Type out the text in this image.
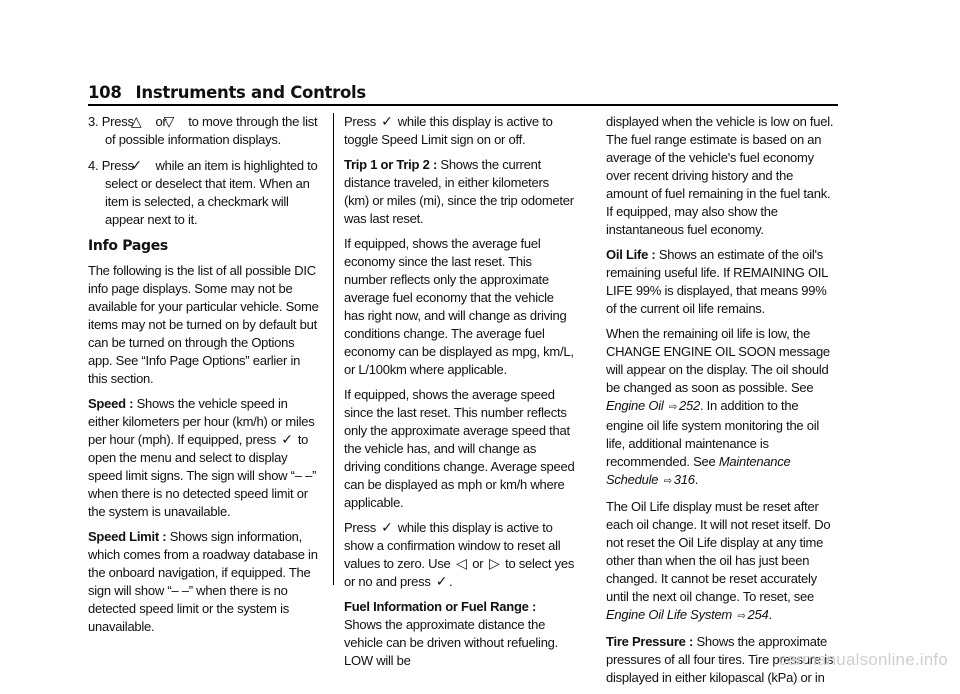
108 Instruments and Controls
3. Press △ or ▽ to move through the list of possible information displays.
4. Press ✓ while an item is highlighted to select or deselect that item. When an item is selected, a checkmark will appear next to it.
Info Pages

The following is the list of all possible DIC info page displays. Some may not be available for your particular vehicle. Some items may not be turned on by default but can be turned on through the Options app. See “Info Page Options” earlier in this section.

Speed : Shows the vehicle speed in either kilometers per hour (km/h) or miles per hour (mph). If equipped, press ✓ to open the menu and select to display speed limit signs. The sign will show “– –” when there is no detected speed limit or the system is unavailable.

Speed Limit : Shows sign information, which comes from a roadway database in the onboard navigation, if equipped. The sign will show “– –” when there is no detected speed limit or the system is unavailable.

Press ✓ while this display is active to toggle Speed Limit sign on or off.

Trip 1 or Trip 2 : Shows the current distance traveled, in either kilometers (km) or miles (mi), since the trip odometer was last reset.

If equipped, shows the average fuel economy since the last reset. This number reflects only the approximate average fuel economy that the vehicle has right now, and will change as driving conditions change. The average fuel economy can be displayed as mpg, km/L, or L/100km where applicable.

If equipped, shows the average speed since the last reset. This number reflects only the approximate average speed that the vehicle has, and will change as driving conditions change. Average speed can be displayed as mph or km/h where applicable.

Press ✓ while this display is active to show a confirmation window to reset all values to zero. Use ◁ or ▷ to select yes or no and press ✓ .

Fuel Information or Fuel Range : Shows the approximate distance the vehicle can be driven without refueling. LOW will be

displayed when the vehicle is low on fuel. The fuel range estimate is based on an average of the vehicle's fuel economy over recent driving history and the amount of fuel remaining in the fuel tank. If equipped, may also show the instantaneous fuel economy.

Oil Life : Shows an estimate of the oil's remaining useful life. If REMAINING OIL LIFE 99% is displayed, that means 99% of the current oil life remains.

When the remaining oil life is low, the CHANGE ENGINE OIL SOON message will appear on the display. The oil should be changed as soon as possible. See Engine Oil ⇨ 252. In addition to the engine oil life system monitoring the oil life, additional maintenance is recommended. See Maintenance Schedule ⇨ 316.

The Oil Life display must be reset after each oil change. It will not reset itself. Do not reset the Oil Life display at any time other than when the oil has just been changed. It cannot be reset accurately until the next oil change. To reset, see Engine Oil Life System ⇨ 254.

Tire Pressure : Shows the approximate pressures of all four tires. Tire pressure is displayed in either kilopascal (kPa) or in

carmanualsonline.info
● ● ●
What to do: The records above are to be restated exactly, without their pictures.

Result of the exercise:
Type out the text in this image.
108 Instruments and Controls
3. Press △ or ▽ to move through the list of possible information displays.
4. Press ✓ while an item is highlighted to select or deselect that item. When an item is selected, a checkmark will appear next to it.
Info Pages

The following is the list of all possible DIC info page displays. Some may not be available for your particular vehicle. Some items may not be turned on by default but can be turned on through the Options app. See “Info Page Options” earlier in this section.

Speed : Shows the vehicle speed in either kilometers per hour (km/h) or miles per hour (mph). If equipped, press ✓ to open the menu and select to display speed limit signs. The sign will show “– –” when there is no detected speed limit or the system is unavailable.

Speed Limit : Shows sign information, which comes from a roadway database in the onboard navigation, if equipped. The sign will show “– –” when there is no detected speed limit or the system is unavailable.

Press ✓ while this display is active to toggle Speed Limit sign on or off.

Trip 1 or Trip 2 : Shows the current distance traveled, in either kilometers (km) or miles (mi), since the trip odometer was last reset.

If equipped, shows the average fuel economy since the last reset. This number reflects only the approximate average fuel economy that the vehicle has right now, and will change as driving conditions change. The average fuel economy can be displayed as mpg, km/L, or L/100km where applicable.

If equipped, shows the average speed since the last reset. This number reflects only the approximate average speed that the vehicle has, and will change as driving conditions change. Average speed can be displayed as mph or km/h where applicable.

Press ✓ while this display is active to show a confirmation window to reset all values to zero. Use ◁ or ▷ to select yes or no and press ✓ .

Fuel Information or Fuel Range : Shows the approximate distance the vehicle can be driven without refueling. LOW will be

displayed when the vehicle is low on fuel. The fuel range estimate is based on an average of the vehicle's fuel economy over recent driving history and the amount of fuel remaining in the fuel tank. If equipped, may also show the instantaneous fuel economy.

Oil Life : Shows an estimate of the oil's remaining useful life. If REMAINING OIL LIFE 99% is displayed, that means 99% of the current oil life remains.

When the remaining oil life is low, the CHANGE ENGINE OIL SOON message will appear on the display. The oil should be changed as soon as possible. See Engine Oil ⇨ 252. In addition to the engine oil life system monitoring the oil life, additional maintenance is recommended. See Maintenance Schedule ⇨ 316.

The Oil Life display must be reset after each oil change. It will not reset itself. Do not reset the Oil Life display at any time other than when the oil has just been changed. It cannot be reset accurately until the next oil change. To reset, see Engine Oil Life System ⇨ 254.

Tire Pressure : Shows the approximate pressures of all four tires. Tire pressure is displayed in either kilopascal (kPa) or in

carmanualsonline.info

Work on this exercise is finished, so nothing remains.